Request
Copy the data from its first line through the line containing "table-cell: ... <box>1885 732 2153 805</box>", swapping every "table-row" for "data-row" and keeping everything else the same.

=== Dataset content ===

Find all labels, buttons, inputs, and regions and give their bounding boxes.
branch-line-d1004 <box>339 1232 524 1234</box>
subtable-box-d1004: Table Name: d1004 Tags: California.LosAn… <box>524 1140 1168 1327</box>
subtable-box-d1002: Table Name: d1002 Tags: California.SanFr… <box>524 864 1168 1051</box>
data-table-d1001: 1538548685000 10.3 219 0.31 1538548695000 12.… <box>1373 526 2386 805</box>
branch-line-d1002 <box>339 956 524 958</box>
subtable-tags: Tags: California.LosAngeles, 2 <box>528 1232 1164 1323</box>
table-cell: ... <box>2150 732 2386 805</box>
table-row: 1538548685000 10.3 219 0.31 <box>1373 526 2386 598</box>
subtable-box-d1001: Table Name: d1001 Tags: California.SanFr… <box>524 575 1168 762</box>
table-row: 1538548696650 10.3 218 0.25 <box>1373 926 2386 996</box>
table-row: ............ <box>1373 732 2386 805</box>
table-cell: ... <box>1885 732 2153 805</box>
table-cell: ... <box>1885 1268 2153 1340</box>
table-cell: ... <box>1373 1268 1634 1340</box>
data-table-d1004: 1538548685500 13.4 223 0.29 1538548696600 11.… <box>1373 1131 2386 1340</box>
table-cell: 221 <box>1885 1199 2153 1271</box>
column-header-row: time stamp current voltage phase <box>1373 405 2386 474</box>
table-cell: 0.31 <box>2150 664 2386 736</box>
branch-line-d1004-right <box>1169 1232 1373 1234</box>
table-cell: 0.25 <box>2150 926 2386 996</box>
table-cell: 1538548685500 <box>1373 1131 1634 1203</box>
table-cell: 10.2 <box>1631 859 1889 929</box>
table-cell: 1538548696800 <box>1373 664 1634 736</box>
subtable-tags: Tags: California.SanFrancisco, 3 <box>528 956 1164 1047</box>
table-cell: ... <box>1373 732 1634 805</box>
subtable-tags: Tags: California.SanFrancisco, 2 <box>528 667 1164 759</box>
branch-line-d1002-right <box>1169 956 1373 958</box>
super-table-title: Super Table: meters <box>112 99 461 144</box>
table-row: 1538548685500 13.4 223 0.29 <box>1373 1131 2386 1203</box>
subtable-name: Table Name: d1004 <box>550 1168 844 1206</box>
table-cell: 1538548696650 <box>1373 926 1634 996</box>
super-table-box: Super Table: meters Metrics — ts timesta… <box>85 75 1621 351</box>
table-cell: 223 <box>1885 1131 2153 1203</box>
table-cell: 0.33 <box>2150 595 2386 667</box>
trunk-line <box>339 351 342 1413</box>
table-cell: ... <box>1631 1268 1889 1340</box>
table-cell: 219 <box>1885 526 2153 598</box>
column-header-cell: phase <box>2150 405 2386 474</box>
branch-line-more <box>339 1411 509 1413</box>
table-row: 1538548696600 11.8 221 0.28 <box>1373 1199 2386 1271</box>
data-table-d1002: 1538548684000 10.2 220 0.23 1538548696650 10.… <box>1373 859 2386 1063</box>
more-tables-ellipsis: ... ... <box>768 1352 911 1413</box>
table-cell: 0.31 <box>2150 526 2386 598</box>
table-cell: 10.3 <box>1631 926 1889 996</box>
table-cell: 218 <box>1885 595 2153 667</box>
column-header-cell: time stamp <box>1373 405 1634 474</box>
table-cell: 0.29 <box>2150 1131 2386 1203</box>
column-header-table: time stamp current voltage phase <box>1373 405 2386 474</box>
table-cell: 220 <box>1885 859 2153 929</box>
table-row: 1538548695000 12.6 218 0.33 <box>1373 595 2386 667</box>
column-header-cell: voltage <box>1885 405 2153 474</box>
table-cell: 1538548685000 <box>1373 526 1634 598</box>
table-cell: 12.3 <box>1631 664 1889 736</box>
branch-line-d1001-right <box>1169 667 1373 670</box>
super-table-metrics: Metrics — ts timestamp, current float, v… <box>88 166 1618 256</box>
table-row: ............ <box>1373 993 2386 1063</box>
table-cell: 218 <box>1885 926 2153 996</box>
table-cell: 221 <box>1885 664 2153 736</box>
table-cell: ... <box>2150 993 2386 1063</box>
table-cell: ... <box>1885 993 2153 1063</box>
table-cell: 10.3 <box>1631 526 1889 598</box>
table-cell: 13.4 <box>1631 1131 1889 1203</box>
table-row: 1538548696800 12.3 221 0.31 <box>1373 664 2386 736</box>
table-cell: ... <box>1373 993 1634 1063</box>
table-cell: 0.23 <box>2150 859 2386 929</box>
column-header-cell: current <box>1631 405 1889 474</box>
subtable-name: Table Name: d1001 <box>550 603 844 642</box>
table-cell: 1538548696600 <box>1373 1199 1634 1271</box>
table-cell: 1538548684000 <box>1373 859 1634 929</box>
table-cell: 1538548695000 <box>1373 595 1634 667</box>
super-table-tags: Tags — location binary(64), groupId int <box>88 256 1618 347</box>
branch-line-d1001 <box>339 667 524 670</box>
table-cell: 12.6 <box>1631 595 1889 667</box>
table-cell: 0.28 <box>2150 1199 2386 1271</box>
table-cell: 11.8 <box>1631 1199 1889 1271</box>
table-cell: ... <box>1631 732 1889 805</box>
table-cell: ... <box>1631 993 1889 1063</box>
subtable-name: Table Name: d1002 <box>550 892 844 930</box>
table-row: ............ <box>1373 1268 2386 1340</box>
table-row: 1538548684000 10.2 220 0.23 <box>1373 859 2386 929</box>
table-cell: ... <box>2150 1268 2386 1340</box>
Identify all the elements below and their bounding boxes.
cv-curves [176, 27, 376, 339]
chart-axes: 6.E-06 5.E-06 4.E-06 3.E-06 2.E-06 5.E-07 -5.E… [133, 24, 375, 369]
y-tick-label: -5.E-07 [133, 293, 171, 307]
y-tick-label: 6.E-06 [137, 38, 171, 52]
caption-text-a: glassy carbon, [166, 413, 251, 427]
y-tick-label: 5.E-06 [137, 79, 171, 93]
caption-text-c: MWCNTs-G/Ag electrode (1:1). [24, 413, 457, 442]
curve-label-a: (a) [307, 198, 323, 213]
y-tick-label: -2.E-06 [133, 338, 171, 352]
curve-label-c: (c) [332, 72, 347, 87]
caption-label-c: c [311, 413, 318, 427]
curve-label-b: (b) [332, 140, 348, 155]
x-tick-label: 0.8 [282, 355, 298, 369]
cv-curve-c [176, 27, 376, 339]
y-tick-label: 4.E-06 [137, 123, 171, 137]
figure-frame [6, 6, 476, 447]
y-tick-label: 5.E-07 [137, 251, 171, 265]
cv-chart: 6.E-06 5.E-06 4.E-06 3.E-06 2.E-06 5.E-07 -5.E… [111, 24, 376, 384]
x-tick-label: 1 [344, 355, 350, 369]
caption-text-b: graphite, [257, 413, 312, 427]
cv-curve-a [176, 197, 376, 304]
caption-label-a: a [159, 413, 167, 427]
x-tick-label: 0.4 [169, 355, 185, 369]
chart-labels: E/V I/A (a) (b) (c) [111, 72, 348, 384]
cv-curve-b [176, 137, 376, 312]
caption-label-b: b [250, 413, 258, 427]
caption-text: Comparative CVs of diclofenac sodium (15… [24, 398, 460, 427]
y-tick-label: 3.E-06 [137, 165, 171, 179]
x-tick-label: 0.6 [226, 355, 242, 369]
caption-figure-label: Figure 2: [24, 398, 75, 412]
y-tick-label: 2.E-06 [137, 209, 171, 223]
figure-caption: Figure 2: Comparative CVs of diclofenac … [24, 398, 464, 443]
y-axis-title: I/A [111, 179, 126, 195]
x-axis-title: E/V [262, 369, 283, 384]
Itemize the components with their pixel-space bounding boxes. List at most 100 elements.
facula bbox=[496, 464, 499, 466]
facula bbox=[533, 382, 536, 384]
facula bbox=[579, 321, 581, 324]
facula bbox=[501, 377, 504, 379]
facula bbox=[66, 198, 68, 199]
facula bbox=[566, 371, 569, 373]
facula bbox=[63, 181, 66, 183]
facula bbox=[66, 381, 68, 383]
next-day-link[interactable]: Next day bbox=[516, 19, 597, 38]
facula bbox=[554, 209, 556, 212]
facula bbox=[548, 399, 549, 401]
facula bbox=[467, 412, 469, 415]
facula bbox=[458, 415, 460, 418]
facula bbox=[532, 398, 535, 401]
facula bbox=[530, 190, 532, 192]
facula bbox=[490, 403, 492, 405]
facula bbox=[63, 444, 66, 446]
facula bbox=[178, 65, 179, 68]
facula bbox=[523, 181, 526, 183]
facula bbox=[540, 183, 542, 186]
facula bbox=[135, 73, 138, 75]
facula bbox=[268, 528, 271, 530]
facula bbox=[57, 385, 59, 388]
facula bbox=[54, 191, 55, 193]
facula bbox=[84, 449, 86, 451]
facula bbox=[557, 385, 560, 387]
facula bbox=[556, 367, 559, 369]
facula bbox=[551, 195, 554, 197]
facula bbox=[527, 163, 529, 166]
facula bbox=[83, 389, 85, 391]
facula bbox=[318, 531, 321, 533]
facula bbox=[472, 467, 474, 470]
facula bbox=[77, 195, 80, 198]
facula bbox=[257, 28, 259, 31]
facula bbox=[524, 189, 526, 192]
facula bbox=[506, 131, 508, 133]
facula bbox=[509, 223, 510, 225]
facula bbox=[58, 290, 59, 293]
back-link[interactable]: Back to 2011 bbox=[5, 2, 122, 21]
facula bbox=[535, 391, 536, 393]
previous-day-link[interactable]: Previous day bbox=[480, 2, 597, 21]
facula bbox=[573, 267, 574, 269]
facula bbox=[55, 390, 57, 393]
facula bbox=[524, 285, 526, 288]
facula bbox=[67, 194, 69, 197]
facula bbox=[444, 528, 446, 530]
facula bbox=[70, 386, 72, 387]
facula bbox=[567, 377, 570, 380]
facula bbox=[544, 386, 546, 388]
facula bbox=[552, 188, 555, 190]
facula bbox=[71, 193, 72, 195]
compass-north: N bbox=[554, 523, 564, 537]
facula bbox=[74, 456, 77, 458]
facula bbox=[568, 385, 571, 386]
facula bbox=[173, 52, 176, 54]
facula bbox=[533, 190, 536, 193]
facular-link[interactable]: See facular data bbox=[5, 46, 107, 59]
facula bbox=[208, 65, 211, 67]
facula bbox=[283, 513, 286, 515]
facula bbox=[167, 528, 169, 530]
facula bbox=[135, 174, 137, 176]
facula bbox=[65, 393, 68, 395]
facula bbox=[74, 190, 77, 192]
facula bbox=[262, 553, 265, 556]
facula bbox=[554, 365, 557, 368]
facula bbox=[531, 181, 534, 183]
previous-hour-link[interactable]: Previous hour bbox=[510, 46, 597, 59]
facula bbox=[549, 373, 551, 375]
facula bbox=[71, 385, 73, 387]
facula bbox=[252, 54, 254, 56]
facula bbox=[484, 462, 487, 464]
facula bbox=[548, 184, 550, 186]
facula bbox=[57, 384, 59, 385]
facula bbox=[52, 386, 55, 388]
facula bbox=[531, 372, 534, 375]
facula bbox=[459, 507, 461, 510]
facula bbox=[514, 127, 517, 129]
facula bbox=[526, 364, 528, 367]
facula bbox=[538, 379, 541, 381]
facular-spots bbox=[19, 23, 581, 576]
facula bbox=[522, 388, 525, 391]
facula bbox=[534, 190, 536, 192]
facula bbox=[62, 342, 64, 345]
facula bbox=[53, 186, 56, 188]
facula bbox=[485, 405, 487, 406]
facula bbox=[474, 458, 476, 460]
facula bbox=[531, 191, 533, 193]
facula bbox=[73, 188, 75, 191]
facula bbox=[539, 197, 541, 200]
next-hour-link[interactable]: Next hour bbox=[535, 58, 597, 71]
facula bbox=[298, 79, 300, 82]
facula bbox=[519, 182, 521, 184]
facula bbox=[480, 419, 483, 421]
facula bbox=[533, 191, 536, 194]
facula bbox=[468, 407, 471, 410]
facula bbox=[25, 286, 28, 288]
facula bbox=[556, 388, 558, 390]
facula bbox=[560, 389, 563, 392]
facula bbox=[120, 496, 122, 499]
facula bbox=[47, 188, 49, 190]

===

Response to this exercise
Find all labels, buttons, inputs, and regions and give their bounding boxes.
branch-line-d1004 <box>339 1232 524 1234</box>
subtable-box-d1004: Table Name: d1004 Tags: California.LosAn… <box>524 1140 1168 1327</box>
subtable-box-d1002: Table Name: d1002 Tags: California.SanFr… <box>524 864 1168 1051</box>
data-table-d1001: 1538548685000 10.3 219 0.31 1538548695000 12.… <box>1373 526 2386 805</box>
branch-line-d1002 <box>339 956 524 958</box>
subtable-tags: Tags: California.LosAngeles, 2 <box>528 1232 1164 1323</box>
table-cell: ... <box>2150 732 2386 805</box>
data-row: 1538548685000 10.3 219 0.31 <box>1373 526 2386 598</box>
subtable-box-d1001: Table Name: d1001 Tags: California.SanFr… <box>524 575 1168 762</box>
data-row: 1538548696650 10.3 218 0.25 <box>1373 926 2386 996</box>
data-row: ............ <box>1373 732 2386 805</box>
table-cell: ... <box>1885 732 2153 805</box>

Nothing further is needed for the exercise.